--- PASSAGE ---
*****

Internal shareholder disputes involving closely held corporations can take several different forms when they land in court.  The type of litigation addressed primarily by this blog is the dissolution proceeding, in which the ultimate objective is the company’s liquidation or, as usually happens, a buyout.  Sometimes, as a prelude to dissolution proceedings or negotiated buyout, one shareholder files suit accusing another shareholder of engaging in unauthorized company transactions.  Such tactical lawsuits can be particularly effective with companies with 50/50 shareholders where the complainant believes with some justification the court is more likely to enforce the rights of a co-equal owner to an equal say in the company’s business affairs.

Along these lines comes the fascinating case of Hellman v. Hellman, 19 Misc 3d 695 (Sup Ct Monroe County 2008), involving a fight between two brothers each owning 50% of the shares in a lighting business founded by their father in the 1950s, called Maynards Electric Supply.  The decision, written by Justice Kenneth R. Fisher of the Commercial Division in Rochester, is a scholarly and highly instructive exegesis on the interplay between officer and board authority in the closed corporation setting where, typically, no one pays attention to corporate formalities until it’s too late.

Brothers Glenn and Bruce Hellman are Maynards’ sole shareholders and directors.  Both are actively employed in the business.  Bruce is President and Treasurer.  Glenn is Vice-President and Secretary.  The business operated since 1985 in a building owned jointly by the two brothers and two other siblings.  The lease was scheduled to expire at the end of June 2005.  In 2004, Bruce began lease negotiations with the owner of another building (“Stockwood”).  Bruce informed Glenn of the negotiations.  Glenn disagreed with the proposed relocation.  Lawyers for the two exchanged letters in which Glenn warned that Bruce lacked authority on his own to make commitments on the company’s behalf.   Bruce’s lawyer sent Glenn the proposed form of lease.  Glenn objected anew to Bruce’s authority to enter into the lease.  In May 2005, Bruce announced that the company would not be renewing the existing lease upon termination.  Two days before the termination date, Bruce as President executed in the company’s name a five-year lease with Stockwood.  Shortly thereafter he informed Glenn of the new lease and advised of a planned move the coming Fall.  Glenn’s lawyer wrote to Stockwood maintaining that Maynards had not approved the lease.

*****

--- DATA RECORDS ---
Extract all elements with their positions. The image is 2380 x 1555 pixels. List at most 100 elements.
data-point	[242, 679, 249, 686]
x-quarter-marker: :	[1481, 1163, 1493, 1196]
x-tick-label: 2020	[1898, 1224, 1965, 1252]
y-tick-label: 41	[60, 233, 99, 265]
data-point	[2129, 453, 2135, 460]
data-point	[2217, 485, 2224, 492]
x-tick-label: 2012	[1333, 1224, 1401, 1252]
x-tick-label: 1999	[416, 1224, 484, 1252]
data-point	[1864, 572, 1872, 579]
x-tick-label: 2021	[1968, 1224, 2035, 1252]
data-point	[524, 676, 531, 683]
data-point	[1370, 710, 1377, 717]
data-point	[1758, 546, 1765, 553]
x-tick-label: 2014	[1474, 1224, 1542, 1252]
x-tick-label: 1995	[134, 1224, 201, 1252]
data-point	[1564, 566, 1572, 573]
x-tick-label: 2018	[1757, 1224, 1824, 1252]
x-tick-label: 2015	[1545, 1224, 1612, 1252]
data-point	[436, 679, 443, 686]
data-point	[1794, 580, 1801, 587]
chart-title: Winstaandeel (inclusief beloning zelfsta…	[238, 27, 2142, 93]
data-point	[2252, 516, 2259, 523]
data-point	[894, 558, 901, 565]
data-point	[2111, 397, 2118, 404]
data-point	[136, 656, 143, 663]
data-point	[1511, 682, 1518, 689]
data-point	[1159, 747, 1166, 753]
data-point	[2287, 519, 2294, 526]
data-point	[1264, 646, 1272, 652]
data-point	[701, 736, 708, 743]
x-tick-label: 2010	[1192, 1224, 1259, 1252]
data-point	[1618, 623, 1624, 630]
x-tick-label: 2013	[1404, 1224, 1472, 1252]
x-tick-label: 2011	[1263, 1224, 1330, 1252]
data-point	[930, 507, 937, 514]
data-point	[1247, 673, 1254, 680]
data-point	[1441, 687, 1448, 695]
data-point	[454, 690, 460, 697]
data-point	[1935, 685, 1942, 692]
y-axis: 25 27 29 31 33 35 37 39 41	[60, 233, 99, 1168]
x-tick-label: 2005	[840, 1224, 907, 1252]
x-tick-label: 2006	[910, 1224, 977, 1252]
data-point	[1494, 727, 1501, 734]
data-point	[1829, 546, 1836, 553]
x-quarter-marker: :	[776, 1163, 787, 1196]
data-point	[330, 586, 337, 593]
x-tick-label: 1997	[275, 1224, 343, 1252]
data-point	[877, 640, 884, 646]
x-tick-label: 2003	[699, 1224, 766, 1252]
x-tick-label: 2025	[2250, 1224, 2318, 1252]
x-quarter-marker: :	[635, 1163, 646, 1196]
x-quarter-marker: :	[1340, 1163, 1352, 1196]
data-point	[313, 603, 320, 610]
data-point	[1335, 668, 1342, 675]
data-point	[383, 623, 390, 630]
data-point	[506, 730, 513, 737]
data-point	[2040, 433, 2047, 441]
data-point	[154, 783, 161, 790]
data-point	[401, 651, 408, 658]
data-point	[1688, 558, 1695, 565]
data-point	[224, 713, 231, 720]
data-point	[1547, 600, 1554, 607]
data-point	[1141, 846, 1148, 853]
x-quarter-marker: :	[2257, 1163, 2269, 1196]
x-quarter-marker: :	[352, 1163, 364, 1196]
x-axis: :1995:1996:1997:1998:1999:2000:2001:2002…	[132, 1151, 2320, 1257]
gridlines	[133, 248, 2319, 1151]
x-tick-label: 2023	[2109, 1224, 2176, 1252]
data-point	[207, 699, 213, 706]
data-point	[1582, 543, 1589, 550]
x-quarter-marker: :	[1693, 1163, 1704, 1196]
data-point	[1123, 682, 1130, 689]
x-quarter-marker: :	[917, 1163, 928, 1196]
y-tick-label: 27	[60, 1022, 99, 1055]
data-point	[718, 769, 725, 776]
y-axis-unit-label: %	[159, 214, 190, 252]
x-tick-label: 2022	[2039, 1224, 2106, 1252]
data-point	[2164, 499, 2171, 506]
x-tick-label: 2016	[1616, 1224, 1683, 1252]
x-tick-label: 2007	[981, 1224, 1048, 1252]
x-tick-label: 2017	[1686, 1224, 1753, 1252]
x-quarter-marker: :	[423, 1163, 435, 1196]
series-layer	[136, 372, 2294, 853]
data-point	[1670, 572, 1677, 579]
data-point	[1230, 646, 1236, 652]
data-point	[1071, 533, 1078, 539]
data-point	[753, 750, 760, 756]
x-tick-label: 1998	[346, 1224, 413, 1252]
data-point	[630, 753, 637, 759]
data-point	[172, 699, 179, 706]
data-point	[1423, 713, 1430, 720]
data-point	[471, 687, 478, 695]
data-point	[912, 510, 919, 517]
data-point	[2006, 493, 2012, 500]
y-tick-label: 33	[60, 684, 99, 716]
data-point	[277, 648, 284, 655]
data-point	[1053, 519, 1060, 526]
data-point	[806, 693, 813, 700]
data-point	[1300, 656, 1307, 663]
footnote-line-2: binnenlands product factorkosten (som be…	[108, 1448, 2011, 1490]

*****

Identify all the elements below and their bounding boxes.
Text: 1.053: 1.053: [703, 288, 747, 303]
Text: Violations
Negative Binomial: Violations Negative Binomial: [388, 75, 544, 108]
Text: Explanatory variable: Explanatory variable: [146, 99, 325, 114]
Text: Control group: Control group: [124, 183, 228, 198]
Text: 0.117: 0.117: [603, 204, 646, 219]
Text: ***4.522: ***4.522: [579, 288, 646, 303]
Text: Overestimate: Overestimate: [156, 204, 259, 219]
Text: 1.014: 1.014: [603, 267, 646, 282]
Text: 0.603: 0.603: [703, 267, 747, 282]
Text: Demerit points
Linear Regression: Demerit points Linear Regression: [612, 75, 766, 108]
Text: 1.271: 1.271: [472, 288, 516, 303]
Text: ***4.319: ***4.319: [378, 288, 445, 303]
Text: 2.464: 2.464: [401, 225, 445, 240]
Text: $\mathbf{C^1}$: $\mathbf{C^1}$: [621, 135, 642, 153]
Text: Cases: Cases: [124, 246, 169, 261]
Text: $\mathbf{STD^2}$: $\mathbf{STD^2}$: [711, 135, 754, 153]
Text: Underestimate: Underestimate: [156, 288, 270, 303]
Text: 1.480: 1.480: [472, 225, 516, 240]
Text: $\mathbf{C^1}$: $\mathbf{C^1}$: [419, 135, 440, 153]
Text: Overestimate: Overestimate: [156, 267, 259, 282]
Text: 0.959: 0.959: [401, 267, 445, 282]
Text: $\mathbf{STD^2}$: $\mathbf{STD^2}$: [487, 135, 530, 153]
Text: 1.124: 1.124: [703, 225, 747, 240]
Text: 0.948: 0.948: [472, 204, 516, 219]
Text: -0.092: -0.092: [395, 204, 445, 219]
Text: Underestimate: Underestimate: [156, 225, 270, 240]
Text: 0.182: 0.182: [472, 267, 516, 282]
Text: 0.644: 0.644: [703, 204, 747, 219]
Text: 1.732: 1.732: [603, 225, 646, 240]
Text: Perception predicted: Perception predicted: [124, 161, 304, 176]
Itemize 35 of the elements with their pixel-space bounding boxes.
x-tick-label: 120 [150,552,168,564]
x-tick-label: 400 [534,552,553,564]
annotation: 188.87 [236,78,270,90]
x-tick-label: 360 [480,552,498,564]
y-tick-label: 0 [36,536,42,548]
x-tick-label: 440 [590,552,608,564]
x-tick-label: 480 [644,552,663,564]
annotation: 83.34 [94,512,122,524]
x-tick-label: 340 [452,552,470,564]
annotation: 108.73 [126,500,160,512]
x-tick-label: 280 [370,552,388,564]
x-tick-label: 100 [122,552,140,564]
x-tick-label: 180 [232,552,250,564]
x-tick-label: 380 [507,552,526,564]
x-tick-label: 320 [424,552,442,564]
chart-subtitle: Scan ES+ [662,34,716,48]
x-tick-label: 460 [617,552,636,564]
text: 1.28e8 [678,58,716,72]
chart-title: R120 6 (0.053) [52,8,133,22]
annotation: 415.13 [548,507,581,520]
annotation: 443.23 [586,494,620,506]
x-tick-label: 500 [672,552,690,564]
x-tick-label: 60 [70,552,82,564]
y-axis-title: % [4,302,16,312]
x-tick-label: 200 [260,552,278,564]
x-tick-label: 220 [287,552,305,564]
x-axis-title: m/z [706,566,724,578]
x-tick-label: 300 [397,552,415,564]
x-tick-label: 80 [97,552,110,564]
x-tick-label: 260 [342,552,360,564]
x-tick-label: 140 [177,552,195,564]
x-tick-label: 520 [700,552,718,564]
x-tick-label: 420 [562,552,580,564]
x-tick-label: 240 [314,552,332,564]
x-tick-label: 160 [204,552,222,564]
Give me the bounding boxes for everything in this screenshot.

*****

--- REQUIREMENT 1 ---
Reproduce the shareholder-dispute passage between "Along these lines comes" and "it’s too late.", inclusive, and swap "Rochester" for "Buffalo".
--- REQUIREMENT 2 ---
Carry the shareholder-dispute passage forward from its final sentence with the next part of its account.
The items are separate material from the shareholder-dispute passage.

--- TASK OUTPUT 1 ---
Along these lines comes the fascinating case of Hellman v. Hellman, 19 Misc 3d 695 (Sup Ct Monroe County 2008), involving a fight between two brothers each owning 50% of the shares in a lighting business founded by their father in the 1950s, called Maynards Electric Supply.  The decision, written by Justice Kenneth R. Fisher of the Commercial Division in Buffalo, is a scholarly and highly instructive exegesis on the interplay between officer and board authority in the closed corporation setting where, typically, no one pays attention to corporate formalities until it’s too late.

--- TASK OUTPUT 2 ---
In August 2005, Glenn filed a lawsuit against Bruce and Stockwood.  Glenn asserted (1) that Bruce lacked authority to execute the lease without the prior affirmative vote of the board of directors, (2) that the Stockwood lease constituted waste of corporate assets, (3) that the lease should be set aside and declared null and void, (4) that Stockwood refund all lease payments made by Maynards, and (5) that Bruce reimburse the company for any damages occasioned by the lease and pay Glenn’s attorney’s fees.

Following discovery the brothers both moved for summary judgment on the two main issues surrounding the lease:  First, was Bruce authorized to enter into the Stockwood lease without getting the prior approval of Maynards’ board of directors consisting of the two brothers?  Second, even with such authority, could Glenn challenge the lease as corporate waste, or was it beyond judicial scrutiny under the business judgment rule?

Justice Fisher begins his analysis with the two, basic sources of authority for action by a board and its officers.  The first is New York’s Business Corporation Law, section 701 of which states that “the business of a corporation shall be managed under the direction of its board of directors” and section 715(g) of which states that “[a]ll officers as between themselves and the corporation shall have such authority and perform such duties in the management of the corporation as may be provided in the by-laws or, to the extent not so provided, by the board.”  The second is Maynards’ by-laws which essentially restate BCL section 701 as far as the board’s role, and provide as follows concerning the duties of president:

The president shall be the chief executive officer of the corporation; he shall preside at all meetings of the shareholders and of the board; he shall have the management of the business of the corporation and shall see that all orders and resolutions of the board are carried into effect.

The quoted by-law provision, states Justice Fisher, places “[n]o limitations of any sort . . . upon the president in fulfilling management duties as chief executive officer”.  This in turn forms the legal framework for the judge’s analysis of the facts.  “In the absence of any express restriction in the by-laws or otherwise,” says Justice Fisher, “the actual conduct of the business by its president must inform the decision whether the president had the presumptive power to enter into the lease without the prior authorization of the board of directors.”

The decision includes lengthy excerpts from the brothers’ deposition testimony, the gist of which Justice Fisher describes as follows:

Both depositions demonstrate that decisions of corporate management were not made by a vote of the board of directors and that Bruce Hellman, as president of Maynards, made most, if not all major decisions (as had his father before him), taking into consideration input from Glenn Hellman only as he saw fit.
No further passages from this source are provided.